• _Extract to read_

*-*-*

One of the common, basic approaches to sentiment analysis is to determine whether the general tone of a sample of text is positive, negative, or neutral. That is the approach that I’ve taken. To determine this, one can use a rules-based approach, where certain words and word combinations are assigned tones and intensity (e.g., “hate” is very negative, “cool” is positive, “not cool” is negative). The scores for each sentiment word are combined to get an overall sentiment for the text sample. The other approach is to use machine learning algorithms to determine the sentiment. This approach can be more flexible, but requires a lot of training data, and the training data must be tagged by humans. In addition, multiple humans should review each sample, as studies have shown that humans can disagree with one another 20% of the time when assigning sentiment to a text sample.

I decided to use tweets posted on Twitter as the source material, since there are a large number of new entries every day and Twitter provides a free API that allows one to sample thousands of tweets per day, filtered by keywords and other parameters.

Once each tweet is assigned a sentiment value, I look at several metrics based on the total numbers of positive, negative, and neutral tweets. In addition, I extract and save the 100 most common 1 word and 2-word combinations found in the set of tweets for the day. The results are then used to generate several metrics, plots, and displays for the web pages.

The overall system for data collection, analysis, and display is shown…

Swim diagram for this project analyzing the sentiment of tweets about AVs and EVs and publishing the results on a web page

Getting and Filtering Tweets

The first step is to get the relevant tweets and clean and filter them. Two almost identical programs are used, one for AV tweets and one for EV tweets. The reason these are not combined into a single program is that this would exceed the 15 minute access limit of Twitter’s API. Instead, each is run once, about an hour apart, during the middle of the night eastern standard time.

Twitter’s free “Essentials” access level lets one search through a sample of tweets that were posted in the last 7 days. In order to access the twitter API, one must first register. Then, I used tweepy, a free python library for accessing the Twitter API. The search query API provides for a large number of query parameters. For this project, I searched for tweets containing any of a list of key words and that were not retweets, replies, or quote tweets (i.e., only original tweets are included).

The search terms were selected to try to broadly collect relevant tweets, but to avoid accidentally capturing a significant number of irrelevant ones. For example, the AV search terms include “self driving,” “automated vehicles,” and “automated shuttles” but does not include “Tesla,” as many tweets with the word Tesla are about the stock price or other aspects of the company, not about autonomous vehicles.

The next steps filtered out empty tweets and remove URLs from the tweet contents. During development, manual inspection revealed a large number of identical or nearly identical tweets, mostly originating from bots that pick up and tweet news stories. Therefore a filter was set up to keep only one sample from these duplicates and near-duplicates. To remove exact duplicates I simply used the drop_duplicates method in pandas. Removing near duplicates proved more problematic. The basic approach is to assess the similarity between pairs of tweets, and if they are sufficiently similar, remove one of them. Unfortunately this involves comparing every tweet with every other tweet, and there are thousands of tweets. I found that efficiently iterating through the tweets required the use of pandas’ itertuples method. This was at least an order of magnitude faster than using iterrows or items methods. Even so, the first similarly library I tried to use, SequenceMatcher, took over 10 minutes to perform all the comparisons! In the end, I used the Levenshtein.normalized_similarity method from the RapidFuzz library. This brought the runtime down to seconds.

*-*-*

• _Provided material_
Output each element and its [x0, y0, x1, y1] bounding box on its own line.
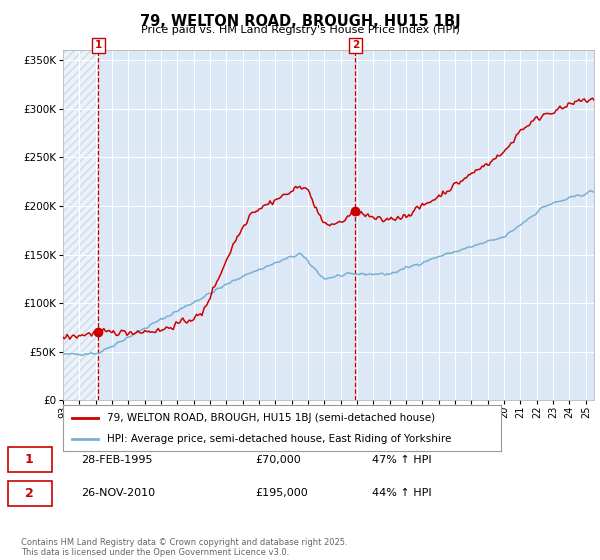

*-*-*

• _What you need to do_
1: In the tweet sentiment write-up, which method was finally used to compare tweets for near-duplicates?
2: Copy out the tweet sentiment write-up from "One of the common, basic" up to and including "a text sample.".

• _Results for the exercise_
1: The Levenshtein.normalized_similarity method from the RapidFuzz library.

2:
One of the common, basic approaches to sentiment analysis is to determine whether the general tone of a sample of text is positive, negative, or neutral. That is the approach that I’ve taken. To determine this, one can use a rules-based approach, where certain words and word combinations are assigned tones and intensity (e.g., “hate” is very negative, “cool” is positive, “not cool” is negative). The scores for each sentiment word are combined to get an overall sentiment for the text sample. The other approach is to use machine learning algorithms to determine the sentiment. This approach can be more flexible, but requires a lot of training data, and the training data must be tagged by humans. In addition, multiple humans should review each sample, as studies have shown that humans can disagree with one another 20% of the time when assigning sentiment to a text sample.